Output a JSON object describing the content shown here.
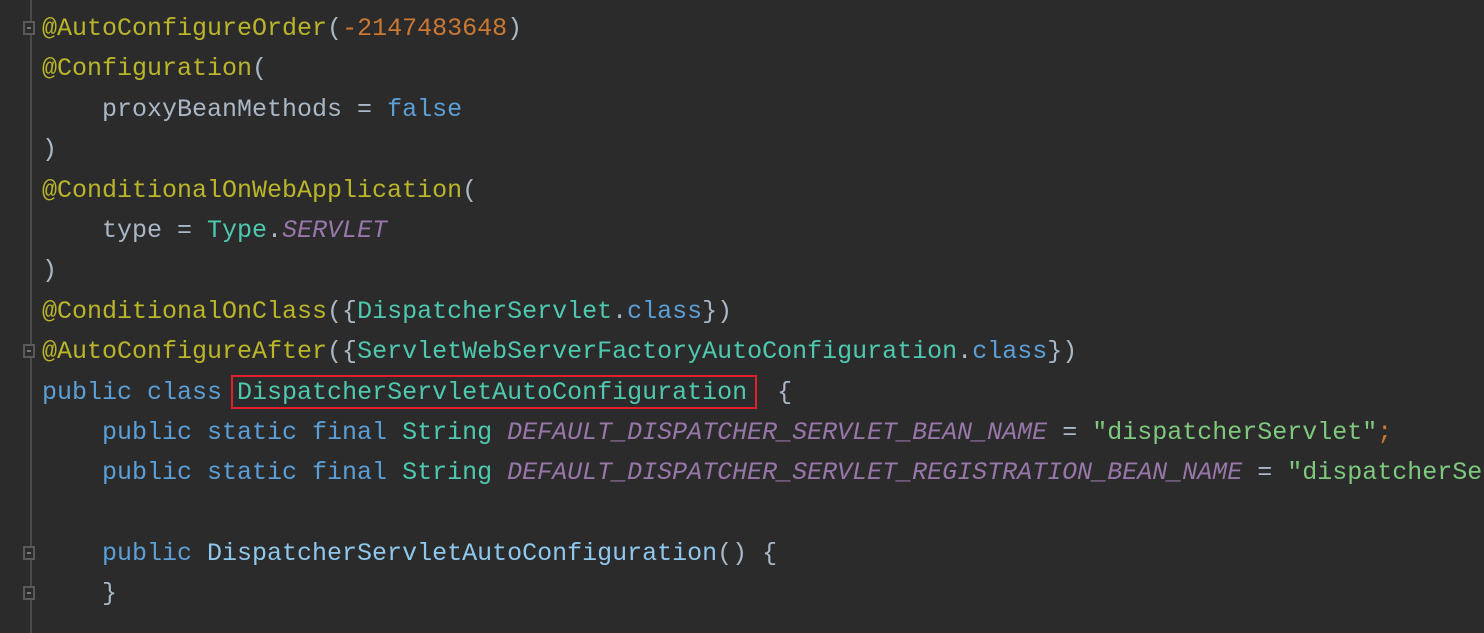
{
  "editor": {
    "highlight_color": "#e0202a",
    "lines": [
      {
        "fold": true,
        "tokens": [
          [
            "@AutoConfigureOrder",
            "ann"
          ],
          [
            "(",
            "paren"
          ],
          [
            "-2147483648",
            "num"
          ],
          [
            ")",
            "paren"
          ]
        ]
      },
      {
        "tokens": [
          [
            "@Configuration",
            "ann"
          ],
          [
            "(",
            "paren"
          ]
        ]
      },
      {
        "tokens": [
          [
            "    proxyBeanMethods = ",
            ""
          ],
          [
            "false",
            "kw"
          ]
        ]
      },
      {
        "tokens": [
          [
            ")",
            "paren"
          ]
        ]
      },
      {
        "tokens": [
          [
            "@ConditionalOnWebApplication",
            "ann"
          ],
          [
            "(",
            "paren"
          ]
        ]
      },
      {
        "tokens": [
          [
            "    type = ",
            ""
          ],
          [
            "Type",
            "cls"
          ],
          [
            ".",
            ""
          ],
          [
            "SERVLET",
            "const"
          ]
        ]
      },
      {
        "tokens": [
          [
            ")",
            "paren"
          ]
        ]
      },
      {
        "tokens": [
          [
            "@ConditionalOnClass",
            "ann"
          ],
          [
            "({",
            ""
          ],
          [
            "DispatcherServlet",
            "cls"
          ],
          [
            ".",
            ""
          ],
          [
            "class",
            "kw"
          ],
          [
            "})",
            ""
          ]
        ]
      },
      {
        "fold": true,
        "tokens": [
          [
            "@AutoConfigureAfter",
            "ann"
          ],
          [
            "({",
            ""
          ],
          [
            "ServletWebServerFactoryAutoConfiguration",
            "cls"
          ],
          [
            ".",
            ""
          ],
          [
            "class",
            "kw"
          ],
          [
            "})",
            ""
          ]
        ]
      },
      {
        "tokens": [
          [
            "public class ",
            "kw"
          ],
          [
            "DispatcherServletAutoConfiguration",
            "cls"
          ],
          [
            "  {",
            ""
          ]
        ]
      },
      {
        "tokens": [
          [
            "    public static final ",
            "kw"
          ],
          [
            "String ",
            "cls"
          ],
          [
            "DEFAULT_DISPATCHER_SERVLET_BEAN_NAME",
            "const"
          ],
          [
            " = ",
            ""
          ],
          [
            "\"dispatcherServlet\"",
            "str"
          ],
          [
            ";",
            "semi"
          ]
        ]
      },
      {
        "tokens": [
          [
            "    public static final ",
            "kw"
          ],
          [
            "String ",
            "cls"
          ],
          [
            "DEFAULT_DISPATCHER_SERVLET_REGISTRATION_BEAN_NAME",
            "const"
          ],
          [
            " = ",
            ""
          ],
          [
            "\"dispatcherSe",
            "str"
          ]
        ]
      },
      {
        "tokens": []
      },
      {
        "fold": true,
        "tokens": [
          [
            "    public ",
            "kw"
          ],
          [
            "DispatcherServletAutoConfiguration",
            "fn"
          ],
          [
            "() {",
            ""
          ]
        ]
      },
      {
        "fold": true,
        "tokens": [
          [
            "    }",
            ""
          ]
        ]
      }
    ]
  }
}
· · · · ·
_PROBLEM DESCRIPTION_
Excluding the pictures, restate the records above word for word.

_FINAL RESULT_
Output a JSON object describing the content shown here.
{
  "editor": {
    "highlight_color": "#e0202a",
    "lines": [
      {
        "fold": true,
        "tokens": [
          [
            "@AutoConfigureOrder",
            "ann"
          ],
          [
            "(",
            "paren"
          ],
          [
            "-2147483648",
            "num"
          ],
          [
            ")",
            "paren"
          ]
        ]
      },
      {
        "tokens": [
          [
            "@Configuration",
            "ann"
          ],
          [
            "(",
            "paren"
          ]
        ]
      },
      {
        "tokens": [
          [
            "    proxyBeanMethods = ",
            ""
          ],
          [
            "false",
            "kw"
          ]
        ]
      },
      {
        "tokens": [
          [
            ")",
            "paren"
          ]
        ]
      },
      {
        "tokens": [
          [
            "@ConditionalOnWebApplication",
            "ann"
          ],
          [
            "(",
            "paren"
          ]
        ]
      },
      {
        "tokens": [
          [
            "    type = ",
            ""
          ],
          [
            "Type",
            "cls"
          ],
          [
            ".",
            ""
          ],
          [
            "SERVLET",
            "const"
          ]
        ]
      },
      {
        "tokens": [
          [
            ")",
            "paren"
          ]
        ]
      },
      {
        "tokens": [
          [
            "@ConditionalOnClass",
            "ann"
          ],
          [
            "({",
            ""
          ],
          [
            "DispatcherServlet",
            "cls"
          ],
          [
            ".",
            ""
          ],
          [
            "class",
            "kw"
          ],
          [
            "})",
            ""
          ]
        ]
      },
      {
        "fold": true,
        "tokens": [
          [
            "@AutoConfigureAfter",
            "ann"
          ],
          [
            "({",
            ""
          ],
          [
            "ServletWebServerFactoryAutoConfiguration",
            "cls"
          ],
          [
            ".",
            ""
          ],
          [
            "class",
            "kw"
          ],
          [
            "})",
            ""
          ]
        ]
      },
      {
        "tokens": [
          [
            "public class ",
            "kw"
          ],
          [
            "DispatcherServletAutoConfiguration",
            "cls"
          ],
          [
            "  {",
            ""
          ]
        ]
      },
      {
        "tokens": [
          [
            "    public static final ",
            "kw"
          ],
          [
            "String ",
            "cls"
          ],
          [
            "DEFAULT_DISPATCHER_SERVLET_BEAN_NAME",
            "const"
          ],
          [
            " = ",
            ""
          ],
          [
            "\"dispatcherServlet\"",
            "str"
          ],
          [
            ";",
            "semi"
          ]
        ]
      },
      {
        "tokens": [
          [
            "    public static final ",
            "kw"
          ],
          [
            "String ",
            "cls"
          ],
          [
            "DEFAULT_DISPATCHER_SERVLET_REGISTRATION_BEAN_NAME",
            "const"
          ],
          [
            " = ",
            ""
          ],
          [
            "\"dispatcherSe",
            "str"
          ]
        ]
      },
      {
        "tokens": []
      },
      {
        "fold": true,
        "tokens": [
          [
            "    public ",
            "kw"
          ],
          [
            "DispatcherServletAutoConfiguration",
            "fn"
          ],
          [
            "() {",
            ""
          ]
        ]
      },
      {
        "fold": true,
        "tokens": [
          [
            "    }",
            ""
          ]
        ]
      }
    ]
  }
}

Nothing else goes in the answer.